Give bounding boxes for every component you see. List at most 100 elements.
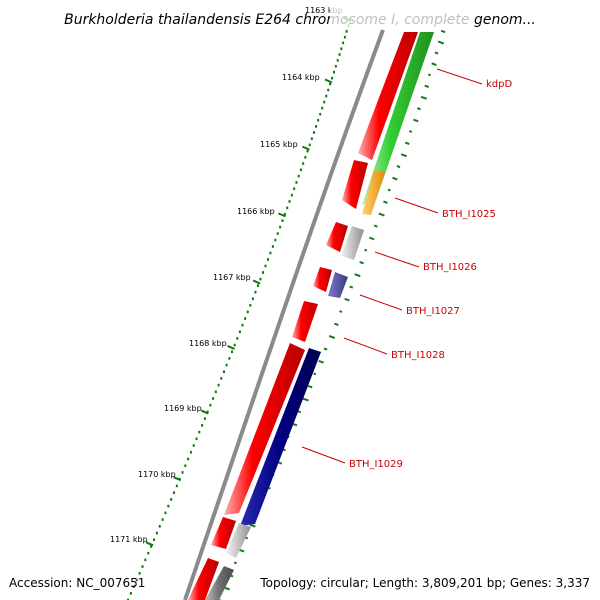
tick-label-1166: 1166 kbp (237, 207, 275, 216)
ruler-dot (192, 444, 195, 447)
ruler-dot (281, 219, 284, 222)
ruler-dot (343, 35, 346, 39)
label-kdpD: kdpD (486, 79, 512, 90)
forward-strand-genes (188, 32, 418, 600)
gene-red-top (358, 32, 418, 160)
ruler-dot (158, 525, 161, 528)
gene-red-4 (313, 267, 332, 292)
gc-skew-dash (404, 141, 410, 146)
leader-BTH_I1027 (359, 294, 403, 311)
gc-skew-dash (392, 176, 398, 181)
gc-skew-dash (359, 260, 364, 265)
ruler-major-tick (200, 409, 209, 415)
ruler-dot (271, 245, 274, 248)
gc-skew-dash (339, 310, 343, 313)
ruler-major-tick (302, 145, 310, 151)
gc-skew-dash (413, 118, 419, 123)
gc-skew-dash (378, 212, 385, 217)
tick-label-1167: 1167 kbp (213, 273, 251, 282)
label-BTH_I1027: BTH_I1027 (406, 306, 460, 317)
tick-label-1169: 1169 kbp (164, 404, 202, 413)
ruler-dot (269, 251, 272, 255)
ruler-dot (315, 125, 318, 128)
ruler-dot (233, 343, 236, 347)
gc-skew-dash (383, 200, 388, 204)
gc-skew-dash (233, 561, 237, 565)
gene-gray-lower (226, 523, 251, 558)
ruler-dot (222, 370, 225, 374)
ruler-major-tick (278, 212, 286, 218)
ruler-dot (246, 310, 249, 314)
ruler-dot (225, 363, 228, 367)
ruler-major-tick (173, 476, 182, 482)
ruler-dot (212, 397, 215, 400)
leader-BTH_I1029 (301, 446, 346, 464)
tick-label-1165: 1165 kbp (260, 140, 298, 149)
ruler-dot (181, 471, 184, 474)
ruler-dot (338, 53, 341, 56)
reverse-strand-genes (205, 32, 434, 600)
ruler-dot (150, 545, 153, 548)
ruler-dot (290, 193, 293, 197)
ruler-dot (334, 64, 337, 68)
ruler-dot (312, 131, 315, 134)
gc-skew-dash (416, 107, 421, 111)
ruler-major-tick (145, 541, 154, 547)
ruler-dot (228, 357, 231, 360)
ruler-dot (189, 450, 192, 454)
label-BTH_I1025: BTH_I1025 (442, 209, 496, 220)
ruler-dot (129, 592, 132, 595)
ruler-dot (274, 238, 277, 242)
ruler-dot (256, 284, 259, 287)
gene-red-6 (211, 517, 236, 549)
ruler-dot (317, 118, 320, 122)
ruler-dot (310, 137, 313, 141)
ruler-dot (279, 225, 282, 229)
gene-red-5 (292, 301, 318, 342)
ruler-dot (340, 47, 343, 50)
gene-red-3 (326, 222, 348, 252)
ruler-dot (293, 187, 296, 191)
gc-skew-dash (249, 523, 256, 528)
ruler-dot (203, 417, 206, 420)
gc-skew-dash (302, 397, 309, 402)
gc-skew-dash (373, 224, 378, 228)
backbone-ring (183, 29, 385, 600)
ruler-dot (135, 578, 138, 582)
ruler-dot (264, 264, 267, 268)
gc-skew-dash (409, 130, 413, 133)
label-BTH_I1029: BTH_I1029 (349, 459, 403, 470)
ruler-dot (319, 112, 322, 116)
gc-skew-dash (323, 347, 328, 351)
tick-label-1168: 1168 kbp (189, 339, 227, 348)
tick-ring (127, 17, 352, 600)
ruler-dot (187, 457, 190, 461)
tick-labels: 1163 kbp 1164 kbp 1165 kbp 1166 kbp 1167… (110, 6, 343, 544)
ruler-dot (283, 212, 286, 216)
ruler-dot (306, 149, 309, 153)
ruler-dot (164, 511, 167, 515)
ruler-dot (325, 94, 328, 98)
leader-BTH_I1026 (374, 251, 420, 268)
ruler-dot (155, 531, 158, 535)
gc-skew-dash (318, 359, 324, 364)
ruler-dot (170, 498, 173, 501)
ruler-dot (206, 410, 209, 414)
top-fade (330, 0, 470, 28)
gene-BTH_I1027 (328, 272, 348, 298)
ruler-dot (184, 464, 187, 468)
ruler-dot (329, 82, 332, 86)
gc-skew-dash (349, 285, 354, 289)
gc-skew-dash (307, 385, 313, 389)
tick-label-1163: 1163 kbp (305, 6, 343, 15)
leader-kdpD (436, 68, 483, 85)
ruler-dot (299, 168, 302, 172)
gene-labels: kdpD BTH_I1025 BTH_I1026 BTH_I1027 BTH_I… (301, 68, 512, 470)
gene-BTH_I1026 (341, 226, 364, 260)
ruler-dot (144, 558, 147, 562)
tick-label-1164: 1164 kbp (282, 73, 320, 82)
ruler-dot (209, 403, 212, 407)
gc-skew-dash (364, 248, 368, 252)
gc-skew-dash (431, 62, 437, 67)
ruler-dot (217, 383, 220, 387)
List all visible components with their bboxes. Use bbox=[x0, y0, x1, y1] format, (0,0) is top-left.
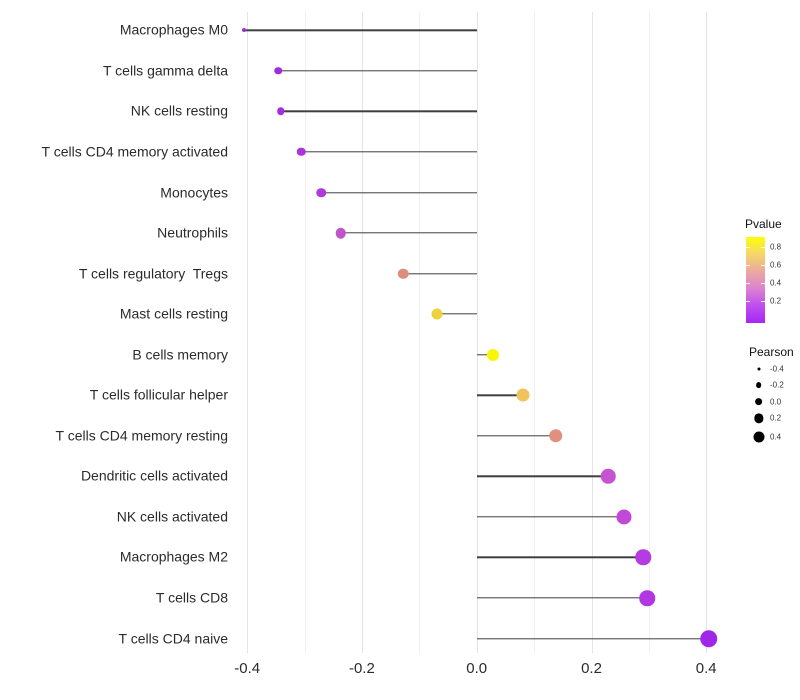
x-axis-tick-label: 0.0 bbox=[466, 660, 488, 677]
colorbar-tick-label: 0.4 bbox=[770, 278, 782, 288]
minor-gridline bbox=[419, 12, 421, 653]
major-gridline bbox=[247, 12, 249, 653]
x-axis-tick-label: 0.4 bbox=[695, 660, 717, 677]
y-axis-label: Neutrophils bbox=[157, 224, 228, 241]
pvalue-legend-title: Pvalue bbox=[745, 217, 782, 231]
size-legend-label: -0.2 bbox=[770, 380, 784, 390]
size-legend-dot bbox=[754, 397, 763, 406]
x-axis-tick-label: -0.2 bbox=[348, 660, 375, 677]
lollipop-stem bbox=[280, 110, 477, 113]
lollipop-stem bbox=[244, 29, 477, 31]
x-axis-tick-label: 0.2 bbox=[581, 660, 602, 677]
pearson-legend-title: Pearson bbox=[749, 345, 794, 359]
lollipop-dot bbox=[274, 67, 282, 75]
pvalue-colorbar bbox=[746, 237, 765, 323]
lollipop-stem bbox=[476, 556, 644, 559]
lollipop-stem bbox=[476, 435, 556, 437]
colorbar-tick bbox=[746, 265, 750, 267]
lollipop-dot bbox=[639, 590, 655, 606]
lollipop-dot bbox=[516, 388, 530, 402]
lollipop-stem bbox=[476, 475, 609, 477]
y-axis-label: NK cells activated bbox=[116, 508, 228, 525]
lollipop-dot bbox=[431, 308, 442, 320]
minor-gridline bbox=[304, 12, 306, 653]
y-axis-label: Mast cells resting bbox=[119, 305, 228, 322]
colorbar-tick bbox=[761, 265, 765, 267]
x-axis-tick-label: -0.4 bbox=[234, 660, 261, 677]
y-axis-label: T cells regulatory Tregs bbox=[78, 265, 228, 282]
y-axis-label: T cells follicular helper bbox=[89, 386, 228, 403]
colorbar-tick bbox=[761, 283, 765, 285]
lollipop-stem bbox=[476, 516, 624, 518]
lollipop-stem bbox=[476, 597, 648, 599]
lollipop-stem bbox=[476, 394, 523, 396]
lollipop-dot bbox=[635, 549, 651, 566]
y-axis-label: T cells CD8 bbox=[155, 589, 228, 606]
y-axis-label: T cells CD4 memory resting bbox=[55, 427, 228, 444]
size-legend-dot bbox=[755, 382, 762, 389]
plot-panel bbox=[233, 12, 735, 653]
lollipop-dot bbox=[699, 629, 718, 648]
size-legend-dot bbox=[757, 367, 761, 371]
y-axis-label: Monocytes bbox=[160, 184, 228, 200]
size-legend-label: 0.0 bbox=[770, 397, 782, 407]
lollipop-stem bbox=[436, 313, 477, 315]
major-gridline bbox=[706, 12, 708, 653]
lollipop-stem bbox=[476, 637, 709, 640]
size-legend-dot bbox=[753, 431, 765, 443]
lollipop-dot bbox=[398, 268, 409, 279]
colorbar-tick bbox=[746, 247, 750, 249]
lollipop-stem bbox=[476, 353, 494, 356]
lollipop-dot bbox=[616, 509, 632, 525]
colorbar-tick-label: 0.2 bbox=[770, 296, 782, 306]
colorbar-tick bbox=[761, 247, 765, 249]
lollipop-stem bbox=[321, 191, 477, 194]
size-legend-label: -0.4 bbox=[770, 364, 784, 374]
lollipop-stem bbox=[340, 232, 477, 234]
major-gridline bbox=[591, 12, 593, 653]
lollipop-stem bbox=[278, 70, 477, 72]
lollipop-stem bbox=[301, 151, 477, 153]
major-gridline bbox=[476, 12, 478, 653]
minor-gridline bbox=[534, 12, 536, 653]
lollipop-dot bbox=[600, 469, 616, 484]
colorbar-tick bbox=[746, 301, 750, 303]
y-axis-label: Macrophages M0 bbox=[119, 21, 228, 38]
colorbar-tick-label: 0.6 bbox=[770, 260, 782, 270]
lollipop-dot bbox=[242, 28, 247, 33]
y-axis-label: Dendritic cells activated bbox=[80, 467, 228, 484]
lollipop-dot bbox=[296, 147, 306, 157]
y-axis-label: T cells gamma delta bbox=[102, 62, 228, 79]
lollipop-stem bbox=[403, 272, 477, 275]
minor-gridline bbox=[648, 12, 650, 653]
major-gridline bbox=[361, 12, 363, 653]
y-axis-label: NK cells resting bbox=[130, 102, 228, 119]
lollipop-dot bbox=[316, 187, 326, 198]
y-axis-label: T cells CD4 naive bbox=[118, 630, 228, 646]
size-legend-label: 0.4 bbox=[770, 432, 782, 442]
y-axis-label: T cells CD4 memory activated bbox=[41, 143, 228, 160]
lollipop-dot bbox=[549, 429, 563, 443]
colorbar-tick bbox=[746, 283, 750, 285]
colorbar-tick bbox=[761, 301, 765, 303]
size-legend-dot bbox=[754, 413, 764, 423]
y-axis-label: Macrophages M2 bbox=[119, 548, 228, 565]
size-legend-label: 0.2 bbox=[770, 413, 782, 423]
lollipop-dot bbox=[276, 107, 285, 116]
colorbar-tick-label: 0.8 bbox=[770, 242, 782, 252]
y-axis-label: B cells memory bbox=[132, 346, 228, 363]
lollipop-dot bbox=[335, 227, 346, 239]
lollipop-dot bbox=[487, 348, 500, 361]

######

The response should consist of the number of lines in the data that hold the word "title", with nothing added.

Worked solution: 2